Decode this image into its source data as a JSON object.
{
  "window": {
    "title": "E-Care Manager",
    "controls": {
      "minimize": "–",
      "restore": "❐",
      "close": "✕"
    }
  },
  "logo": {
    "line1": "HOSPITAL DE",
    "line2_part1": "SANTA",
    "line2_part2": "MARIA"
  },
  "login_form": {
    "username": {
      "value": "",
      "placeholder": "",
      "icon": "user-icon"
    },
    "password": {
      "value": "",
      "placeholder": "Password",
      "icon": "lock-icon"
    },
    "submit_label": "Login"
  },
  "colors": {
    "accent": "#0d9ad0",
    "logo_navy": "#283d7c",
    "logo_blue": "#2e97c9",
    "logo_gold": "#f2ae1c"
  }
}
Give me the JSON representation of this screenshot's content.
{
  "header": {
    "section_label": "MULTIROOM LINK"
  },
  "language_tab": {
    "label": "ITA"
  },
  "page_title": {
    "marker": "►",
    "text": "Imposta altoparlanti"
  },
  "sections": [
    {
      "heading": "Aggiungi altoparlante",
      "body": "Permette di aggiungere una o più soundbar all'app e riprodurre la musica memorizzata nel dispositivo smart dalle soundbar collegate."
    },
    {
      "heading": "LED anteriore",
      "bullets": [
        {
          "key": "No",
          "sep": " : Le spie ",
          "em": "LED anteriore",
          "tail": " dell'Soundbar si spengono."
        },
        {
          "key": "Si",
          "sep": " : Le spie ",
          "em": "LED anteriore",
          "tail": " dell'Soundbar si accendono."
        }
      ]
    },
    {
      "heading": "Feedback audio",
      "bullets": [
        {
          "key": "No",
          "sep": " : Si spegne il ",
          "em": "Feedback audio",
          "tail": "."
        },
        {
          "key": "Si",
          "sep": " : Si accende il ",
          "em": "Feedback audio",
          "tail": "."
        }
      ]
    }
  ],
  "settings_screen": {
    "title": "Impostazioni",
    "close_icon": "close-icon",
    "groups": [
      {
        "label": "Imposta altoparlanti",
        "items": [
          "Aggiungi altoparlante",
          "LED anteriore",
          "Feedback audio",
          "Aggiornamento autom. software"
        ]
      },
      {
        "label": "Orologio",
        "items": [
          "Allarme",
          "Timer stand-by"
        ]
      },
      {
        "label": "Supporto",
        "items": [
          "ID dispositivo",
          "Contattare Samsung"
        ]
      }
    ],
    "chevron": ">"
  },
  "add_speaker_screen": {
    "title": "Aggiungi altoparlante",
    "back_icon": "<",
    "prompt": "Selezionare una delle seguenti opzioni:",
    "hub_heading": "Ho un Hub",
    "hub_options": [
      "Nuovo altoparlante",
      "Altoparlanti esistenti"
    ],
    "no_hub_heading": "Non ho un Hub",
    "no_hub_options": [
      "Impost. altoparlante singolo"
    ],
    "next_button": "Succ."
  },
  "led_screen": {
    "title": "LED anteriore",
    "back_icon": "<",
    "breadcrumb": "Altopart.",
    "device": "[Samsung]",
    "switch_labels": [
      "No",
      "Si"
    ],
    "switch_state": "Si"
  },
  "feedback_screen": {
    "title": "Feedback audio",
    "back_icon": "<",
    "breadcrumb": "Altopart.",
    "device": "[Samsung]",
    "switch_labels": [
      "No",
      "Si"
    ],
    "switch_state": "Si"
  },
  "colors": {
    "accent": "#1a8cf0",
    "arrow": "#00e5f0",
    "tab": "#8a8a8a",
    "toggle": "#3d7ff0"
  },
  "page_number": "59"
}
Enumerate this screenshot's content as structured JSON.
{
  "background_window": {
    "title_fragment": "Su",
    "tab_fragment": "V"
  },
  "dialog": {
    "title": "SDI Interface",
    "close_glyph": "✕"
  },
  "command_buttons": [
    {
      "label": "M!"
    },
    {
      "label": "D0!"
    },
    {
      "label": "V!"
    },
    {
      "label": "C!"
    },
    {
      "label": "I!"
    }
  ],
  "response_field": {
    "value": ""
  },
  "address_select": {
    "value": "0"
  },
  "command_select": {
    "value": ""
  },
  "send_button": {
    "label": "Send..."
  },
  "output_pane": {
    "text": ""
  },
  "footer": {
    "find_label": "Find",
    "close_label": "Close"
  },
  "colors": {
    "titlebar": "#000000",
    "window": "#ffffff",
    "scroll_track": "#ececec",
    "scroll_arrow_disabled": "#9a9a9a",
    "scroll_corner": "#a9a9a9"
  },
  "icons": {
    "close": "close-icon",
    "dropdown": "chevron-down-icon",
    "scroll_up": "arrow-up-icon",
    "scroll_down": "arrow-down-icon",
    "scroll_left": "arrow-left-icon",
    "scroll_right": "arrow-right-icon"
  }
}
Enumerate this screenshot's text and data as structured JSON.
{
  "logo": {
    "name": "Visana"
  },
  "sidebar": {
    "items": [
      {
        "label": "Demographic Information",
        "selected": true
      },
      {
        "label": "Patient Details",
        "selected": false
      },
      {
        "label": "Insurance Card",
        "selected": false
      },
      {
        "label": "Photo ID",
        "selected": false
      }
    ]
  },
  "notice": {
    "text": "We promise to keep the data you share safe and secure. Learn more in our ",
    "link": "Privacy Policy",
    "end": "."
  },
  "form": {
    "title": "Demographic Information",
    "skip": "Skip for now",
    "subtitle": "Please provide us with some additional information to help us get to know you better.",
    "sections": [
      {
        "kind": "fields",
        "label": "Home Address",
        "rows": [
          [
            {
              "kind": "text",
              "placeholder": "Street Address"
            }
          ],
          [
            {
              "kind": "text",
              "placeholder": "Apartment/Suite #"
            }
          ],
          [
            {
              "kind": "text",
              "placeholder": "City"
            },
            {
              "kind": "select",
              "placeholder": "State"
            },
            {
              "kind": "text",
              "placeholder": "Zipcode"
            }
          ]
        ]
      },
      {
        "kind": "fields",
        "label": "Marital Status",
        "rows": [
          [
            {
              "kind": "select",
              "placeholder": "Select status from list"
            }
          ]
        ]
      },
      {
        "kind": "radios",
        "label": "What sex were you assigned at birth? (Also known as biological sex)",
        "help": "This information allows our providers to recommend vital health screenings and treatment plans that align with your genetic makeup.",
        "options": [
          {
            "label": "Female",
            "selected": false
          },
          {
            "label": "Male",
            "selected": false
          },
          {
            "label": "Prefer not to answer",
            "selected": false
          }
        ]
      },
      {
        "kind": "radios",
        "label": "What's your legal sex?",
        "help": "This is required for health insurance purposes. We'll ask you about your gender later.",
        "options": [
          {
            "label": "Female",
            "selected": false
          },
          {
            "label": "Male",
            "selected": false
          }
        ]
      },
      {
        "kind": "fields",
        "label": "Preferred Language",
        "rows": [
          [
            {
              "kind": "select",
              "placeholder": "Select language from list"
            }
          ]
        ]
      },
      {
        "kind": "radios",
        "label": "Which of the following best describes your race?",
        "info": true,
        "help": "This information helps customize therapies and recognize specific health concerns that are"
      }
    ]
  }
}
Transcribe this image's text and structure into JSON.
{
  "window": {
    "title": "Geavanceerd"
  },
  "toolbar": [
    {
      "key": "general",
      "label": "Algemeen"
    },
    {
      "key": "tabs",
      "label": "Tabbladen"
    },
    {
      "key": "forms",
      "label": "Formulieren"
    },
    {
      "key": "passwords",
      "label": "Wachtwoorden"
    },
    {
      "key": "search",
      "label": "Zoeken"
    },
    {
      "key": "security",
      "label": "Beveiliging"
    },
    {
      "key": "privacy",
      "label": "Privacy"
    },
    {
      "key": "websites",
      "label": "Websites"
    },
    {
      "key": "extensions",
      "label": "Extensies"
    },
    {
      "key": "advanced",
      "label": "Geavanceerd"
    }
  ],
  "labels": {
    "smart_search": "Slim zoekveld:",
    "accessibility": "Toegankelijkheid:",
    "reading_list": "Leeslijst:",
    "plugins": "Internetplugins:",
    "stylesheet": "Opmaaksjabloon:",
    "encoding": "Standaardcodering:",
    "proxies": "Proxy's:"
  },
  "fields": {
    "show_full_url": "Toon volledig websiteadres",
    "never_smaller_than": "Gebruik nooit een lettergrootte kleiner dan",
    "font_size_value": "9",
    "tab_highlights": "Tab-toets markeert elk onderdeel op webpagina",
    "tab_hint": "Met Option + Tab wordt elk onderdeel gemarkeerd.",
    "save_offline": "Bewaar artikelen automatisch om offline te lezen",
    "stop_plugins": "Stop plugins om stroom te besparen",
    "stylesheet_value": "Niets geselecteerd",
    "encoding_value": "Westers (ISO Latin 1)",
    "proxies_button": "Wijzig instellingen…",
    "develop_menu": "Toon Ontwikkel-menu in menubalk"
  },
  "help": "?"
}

- _Challenge_
Copy out every line that includes the word "down".

- _Complete output_
    "dropdown": "chevron-down-icon",
    "scroll_down": "arrow-down-icon",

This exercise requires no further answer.